ENTRIES SUPPLIED:
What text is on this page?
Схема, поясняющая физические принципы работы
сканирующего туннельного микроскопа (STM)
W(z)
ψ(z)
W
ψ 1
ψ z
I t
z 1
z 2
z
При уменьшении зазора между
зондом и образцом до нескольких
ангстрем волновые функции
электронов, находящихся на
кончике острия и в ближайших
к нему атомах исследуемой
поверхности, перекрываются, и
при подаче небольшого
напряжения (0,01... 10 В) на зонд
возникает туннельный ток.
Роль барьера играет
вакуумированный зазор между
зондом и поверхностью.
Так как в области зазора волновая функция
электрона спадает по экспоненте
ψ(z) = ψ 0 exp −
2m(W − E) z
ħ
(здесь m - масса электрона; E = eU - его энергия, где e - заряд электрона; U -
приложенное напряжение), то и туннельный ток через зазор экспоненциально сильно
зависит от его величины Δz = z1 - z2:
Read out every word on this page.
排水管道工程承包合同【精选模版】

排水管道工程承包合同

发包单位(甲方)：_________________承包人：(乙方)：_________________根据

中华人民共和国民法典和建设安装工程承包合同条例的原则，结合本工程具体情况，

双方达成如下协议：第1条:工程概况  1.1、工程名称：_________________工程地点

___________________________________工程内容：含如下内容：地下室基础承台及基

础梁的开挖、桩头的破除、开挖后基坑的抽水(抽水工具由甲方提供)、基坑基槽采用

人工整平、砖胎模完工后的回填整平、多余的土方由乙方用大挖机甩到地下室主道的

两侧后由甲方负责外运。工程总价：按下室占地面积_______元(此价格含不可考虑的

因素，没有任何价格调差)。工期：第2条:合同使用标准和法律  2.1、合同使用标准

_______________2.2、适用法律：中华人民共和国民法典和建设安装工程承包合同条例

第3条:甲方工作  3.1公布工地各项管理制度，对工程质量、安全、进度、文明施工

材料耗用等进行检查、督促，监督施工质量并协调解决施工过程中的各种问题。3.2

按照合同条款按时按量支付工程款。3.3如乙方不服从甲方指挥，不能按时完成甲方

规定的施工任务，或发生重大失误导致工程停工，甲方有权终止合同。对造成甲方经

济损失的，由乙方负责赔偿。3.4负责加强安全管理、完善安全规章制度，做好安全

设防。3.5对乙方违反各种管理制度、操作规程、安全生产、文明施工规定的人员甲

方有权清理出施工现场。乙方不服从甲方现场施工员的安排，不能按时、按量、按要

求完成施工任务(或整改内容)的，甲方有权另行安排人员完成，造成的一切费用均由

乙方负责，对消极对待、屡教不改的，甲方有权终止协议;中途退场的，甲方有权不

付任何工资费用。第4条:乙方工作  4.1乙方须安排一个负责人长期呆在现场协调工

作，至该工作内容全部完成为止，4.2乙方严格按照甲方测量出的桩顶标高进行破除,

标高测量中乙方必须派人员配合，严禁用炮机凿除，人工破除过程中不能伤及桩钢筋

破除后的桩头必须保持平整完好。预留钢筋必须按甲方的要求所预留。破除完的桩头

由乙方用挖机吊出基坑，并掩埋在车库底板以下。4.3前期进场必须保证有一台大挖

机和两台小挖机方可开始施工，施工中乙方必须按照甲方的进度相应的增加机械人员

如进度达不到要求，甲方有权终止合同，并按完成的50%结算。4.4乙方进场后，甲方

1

WHAT THIS TASK INVOLVES: Give all the records again. Match them exactly.

SOLUTION BELOW:
What text is on this page?
Схема, поясняющая физические принципы работы
сканирующего туннельного микроскопа (STM)
W(z)
ψ(z)
W
ψ 1
ψ z
I t
z 1
z 2
z
При уменьшении зазора между
зондом и образцом до нескольких
ангстрем волновые функции
электронов, находящихся на
кончике острия и в ближайших
к нему атомах исследуемой
поверхности, перекрываются, и
при подаче небольшого
напряжения (0,01... 10 В) на зонд
возникает туннельный ток.
Роль барьера играет
вакуумированный зазор между
зондом и поверхностью.
Так как в области зазора волновая функция
электрона спадает по экспоненте
ψ(z) = ψ 0 exp −
2m(W − E) z
ħ
(здесь m - масса электрона; E = eU - его энергия, где e - заряд электрона; U -
приложенное напряжение), то и туннельный ток через зазор экспоненциально сильно
зависит от его величины Δz = z1 - z2:
Read out every word on this page.
排水管道工程承包合同【精选模版】

排水管道工程承包合同

发包单位(甲方)：_________________承包人：(乙方)：_________________根据

中华人民共和国民法典和建设安装工程承包合同条例的原则，结合本工程具体情况，

双方达成如下协议：第1条:工程概况  1.1、工程名称：_________________工程地点

___________________________________工程内容：含如下内容：地下室基础承台及基

础梁的开挖、桩头的破除、开挖后基坑的抽水(抽水工具由甲方提供)、基坑基槽采用

人工整平、砖胎模完工后的回填整平、多余的土方由乙方用大挖机甩到地下室主道的

两侧后由甲方负责外运。工程总价：按下室占地面积_______元(此价格含不可考虑的

因素，没有任何价格调差)。工期：第2条:合同使用标准和法律  2.1、合同使用标准

_______________2.2、适用法律：中华人民共和国民法典和建设安装工程承包合同条例

第3条:甲方工作  3.1公布工地各项管理制度，对工程质量、安全、进度、文明施工

材料耗用等进行检查、督促，监督施工质量并协调解决施工过程中的各种问题。3.2

按照合同条款按时按量支付工程款。3.3如乙方不服从甲方指挥，不能按时完成甲方

规定的施工任务，或发生重大失误导致工程停工，甲方有权终止合同。对造成甲方经

济损失的，由乙方负责赔偿。3.4负责加强安全管理、完善安全规章制度，做好安全

设防。3.5对乙方违反各种管理制度、操作规程、安全生产、文明施工规定的人员甲

方有权清理出施工现场。乙方不服从甲方现场施工员的安排，不能按时、按量、按要

求完成施工任务(或整改内容)的，甲方有权另行安排人员完成，造成的一切费用均由

乙方负责，对消极对待、屡教不改的，甲方有权终止协议;中途退场的，甲方有权不

付任何工资费用。第4条:乙方工作  4.1乙方须安排一个负责人长期呆在现场协调工

作，至该工作内容全部完成为止，4.2乙方严格按照甲方测量出的桩顶标高进行破除,

标高测量中乙方必须派人员配合，严禁用炮机凿除，人工破除过程中不能伤及桩钢筋

破除后的桩头必须保持平整完好。预留钢筋必须按甲方的要求所预留。破除完的桩头

由乙方用挖机吊出基坑，并掩埋在车库底板以下。4.3前期进场必须保证有一台大挖

机和两台小挖机方可开始施工，施工中乙方必须按照甲方的进度相应的增加机械人员

如进度达不到要求，甲方有权终止合同，并按完成的50%结算。4.4乙方进场后，甲方

1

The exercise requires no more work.